> INSTRUCTION
In the listing below, pick out lines with "Nernst".

> DATA FOR THE TASK
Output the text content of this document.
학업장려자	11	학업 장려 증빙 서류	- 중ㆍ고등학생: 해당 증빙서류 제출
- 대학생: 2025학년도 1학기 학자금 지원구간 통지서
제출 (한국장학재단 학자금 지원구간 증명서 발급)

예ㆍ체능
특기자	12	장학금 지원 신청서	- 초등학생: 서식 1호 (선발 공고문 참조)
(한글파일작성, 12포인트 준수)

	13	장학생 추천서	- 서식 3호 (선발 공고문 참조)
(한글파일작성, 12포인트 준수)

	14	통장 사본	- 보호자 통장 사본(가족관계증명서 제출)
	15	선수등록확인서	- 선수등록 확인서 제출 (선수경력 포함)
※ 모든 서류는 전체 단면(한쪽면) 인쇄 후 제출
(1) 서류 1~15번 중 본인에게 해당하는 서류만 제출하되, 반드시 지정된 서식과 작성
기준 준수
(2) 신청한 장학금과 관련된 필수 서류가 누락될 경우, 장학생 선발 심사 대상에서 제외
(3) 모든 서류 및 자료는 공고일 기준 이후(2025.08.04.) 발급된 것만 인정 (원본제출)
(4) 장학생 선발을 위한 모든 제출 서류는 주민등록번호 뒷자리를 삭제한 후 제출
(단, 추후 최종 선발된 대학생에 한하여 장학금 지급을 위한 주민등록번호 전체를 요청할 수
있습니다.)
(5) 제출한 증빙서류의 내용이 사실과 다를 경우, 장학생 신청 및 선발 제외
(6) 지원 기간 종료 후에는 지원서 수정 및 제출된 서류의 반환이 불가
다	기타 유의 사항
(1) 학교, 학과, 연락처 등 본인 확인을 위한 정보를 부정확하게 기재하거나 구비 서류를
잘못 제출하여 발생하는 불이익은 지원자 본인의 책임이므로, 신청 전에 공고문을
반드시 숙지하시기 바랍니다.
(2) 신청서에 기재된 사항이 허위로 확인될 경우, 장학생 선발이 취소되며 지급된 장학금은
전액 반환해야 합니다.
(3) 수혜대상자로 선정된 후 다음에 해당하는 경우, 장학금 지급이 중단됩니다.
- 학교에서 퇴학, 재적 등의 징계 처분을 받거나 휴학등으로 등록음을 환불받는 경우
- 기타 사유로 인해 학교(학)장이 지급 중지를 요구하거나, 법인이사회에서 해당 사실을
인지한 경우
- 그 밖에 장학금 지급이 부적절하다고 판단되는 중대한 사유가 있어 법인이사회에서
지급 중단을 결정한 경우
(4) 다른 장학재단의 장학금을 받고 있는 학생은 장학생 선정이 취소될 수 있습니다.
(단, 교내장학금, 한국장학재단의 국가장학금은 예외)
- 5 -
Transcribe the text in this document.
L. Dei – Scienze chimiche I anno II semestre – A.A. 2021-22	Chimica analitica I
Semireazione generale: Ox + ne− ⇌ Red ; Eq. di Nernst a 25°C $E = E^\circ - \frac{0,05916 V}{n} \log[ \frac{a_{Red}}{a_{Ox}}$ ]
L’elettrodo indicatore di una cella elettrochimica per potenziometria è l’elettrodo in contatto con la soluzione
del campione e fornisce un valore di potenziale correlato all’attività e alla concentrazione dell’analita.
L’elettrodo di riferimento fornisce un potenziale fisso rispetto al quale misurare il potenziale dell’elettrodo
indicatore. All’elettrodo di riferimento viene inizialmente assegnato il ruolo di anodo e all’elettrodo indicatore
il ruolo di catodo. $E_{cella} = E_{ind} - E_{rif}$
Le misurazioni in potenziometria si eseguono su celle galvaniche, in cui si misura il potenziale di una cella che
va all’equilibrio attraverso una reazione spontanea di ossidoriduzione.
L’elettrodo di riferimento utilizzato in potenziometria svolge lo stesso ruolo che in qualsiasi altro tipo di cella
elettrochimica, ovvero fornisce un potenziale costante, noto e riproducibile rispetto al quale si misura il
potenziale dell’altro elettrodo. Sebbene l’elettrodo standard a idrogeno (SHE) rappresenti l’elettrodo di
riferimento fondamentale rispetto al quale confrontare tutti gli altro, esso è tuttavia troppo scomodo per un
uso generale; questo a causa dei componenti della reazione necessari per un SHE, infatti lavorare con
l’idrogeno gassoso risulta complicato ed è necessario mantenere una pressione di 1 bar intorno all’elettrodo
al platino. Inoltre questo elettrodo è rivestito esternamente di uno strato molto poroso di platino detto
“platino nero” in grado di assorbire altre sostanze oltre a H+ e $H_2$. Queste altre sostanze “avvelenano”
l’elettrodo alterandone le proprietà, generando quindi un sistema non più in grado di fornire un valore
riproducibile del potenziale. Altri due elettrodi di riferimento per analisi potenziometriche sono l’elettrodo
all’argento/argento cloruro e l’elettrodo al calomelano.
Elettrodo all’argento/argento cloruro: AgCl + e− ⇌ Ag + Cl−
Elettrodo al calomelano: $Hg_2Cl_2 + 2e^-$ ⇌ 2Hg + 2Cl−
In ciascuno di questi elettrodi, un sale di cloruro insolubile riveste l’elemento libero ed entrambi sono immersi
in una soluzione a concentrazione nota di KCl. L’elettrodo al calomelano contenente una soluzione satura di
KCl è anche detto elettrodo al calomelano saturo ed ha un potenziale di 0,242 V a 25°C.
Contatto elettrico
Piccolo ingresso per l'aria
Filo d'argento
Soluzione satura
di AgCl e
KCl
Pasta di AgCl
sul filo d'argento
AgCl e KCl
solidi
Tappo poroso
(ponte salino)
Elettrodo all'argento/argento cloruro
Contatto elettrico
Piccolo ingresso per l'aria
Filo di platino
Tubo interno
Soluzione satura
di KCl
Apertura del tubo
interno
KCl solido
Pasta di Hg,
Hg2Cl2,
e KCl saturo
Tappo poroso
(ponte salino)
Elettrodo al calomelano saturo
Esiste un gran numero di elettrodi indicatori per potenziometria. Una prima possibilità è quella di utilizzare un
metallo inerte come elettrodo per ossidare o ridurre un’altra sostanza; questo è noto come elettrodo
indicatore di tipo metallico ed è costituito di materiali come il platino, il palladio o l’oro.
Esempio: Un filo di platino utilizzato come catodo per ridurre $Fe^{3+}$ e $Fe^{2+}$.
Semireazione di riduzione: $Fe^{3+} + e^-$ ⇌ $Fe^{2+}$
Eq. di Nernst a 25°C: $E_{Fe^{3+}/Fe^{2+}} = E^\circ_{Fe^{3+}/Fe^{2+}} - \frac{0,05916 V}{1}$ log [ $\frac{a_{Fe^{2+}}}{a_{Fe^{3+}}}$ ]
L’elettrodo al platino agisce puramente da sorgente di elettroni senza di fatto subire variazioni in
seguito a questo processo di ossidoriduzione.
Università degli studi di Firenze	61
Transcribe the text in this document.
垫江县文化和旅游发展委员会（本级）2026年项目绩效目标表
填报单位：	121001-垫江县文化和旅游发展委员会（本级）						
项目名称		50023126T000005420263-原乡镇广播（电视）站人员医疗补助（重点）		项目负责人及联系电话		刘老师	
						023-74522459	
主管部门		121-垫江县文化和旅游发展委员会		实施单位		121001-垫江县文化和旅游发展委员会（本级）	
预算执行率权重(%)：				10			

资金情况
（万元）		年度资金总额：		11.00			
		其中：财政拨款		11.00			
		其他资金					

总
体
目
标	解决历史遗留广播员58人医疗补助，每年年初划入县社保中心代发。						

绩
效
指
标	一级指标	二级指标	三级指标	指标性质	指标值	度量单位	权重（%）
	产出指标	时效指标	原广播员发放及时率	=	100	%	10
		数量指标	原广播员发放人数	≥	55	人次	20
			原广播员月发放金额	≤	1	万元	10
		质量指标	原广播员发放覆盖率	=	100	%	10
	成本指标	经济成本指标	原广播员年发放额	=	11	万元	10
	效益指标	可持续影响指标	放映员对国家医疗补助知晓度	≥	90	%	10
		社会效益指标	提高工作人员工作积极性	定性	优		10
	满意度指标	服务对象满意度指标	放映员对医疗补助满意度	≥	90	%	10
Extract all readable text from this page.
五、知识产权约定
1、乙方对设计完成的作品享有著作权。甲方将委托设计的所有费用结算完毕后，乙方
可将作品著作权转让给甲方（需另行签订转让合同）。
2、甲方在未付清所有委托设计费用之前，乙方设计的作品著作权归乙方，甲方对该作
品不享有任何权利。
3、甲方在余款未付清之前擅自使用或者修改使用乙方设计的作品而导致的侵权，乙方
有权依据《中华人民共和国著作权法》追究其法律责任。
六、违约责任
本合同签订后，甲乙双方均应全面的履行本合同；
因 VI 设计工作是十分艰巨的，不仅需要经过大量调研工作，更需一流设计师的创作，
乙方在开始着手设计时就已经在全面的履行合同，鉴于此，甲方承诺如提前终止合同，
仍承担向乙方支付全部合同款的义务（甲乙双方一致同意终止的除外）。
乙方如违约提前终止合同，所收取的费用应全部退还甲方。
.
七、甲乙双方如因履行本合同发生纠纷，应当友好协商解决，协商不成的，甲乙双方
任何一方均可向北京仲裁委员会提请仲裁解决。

> SOLUTION TO THE PROBLEM
Semireazione generale: Ox + ne− ⇌ Red ; Eq. di Nernst a 25°C $E = E^\circ - \frac{0,05916 V}{n} \log[ \frac{a_{Red}}{a_{Ox}}$ ]
Eq. di Nernst a 25°C: $E_{Fe^{3+}/Fe^{2+}} = E^\circ_{Fe^{3+}/Fe^{2+}} - \frac{0,05916 V}{1}$ log [ $\frac{a_{Fe^{2+}}}{a_{Fe^{3+}}}$ ]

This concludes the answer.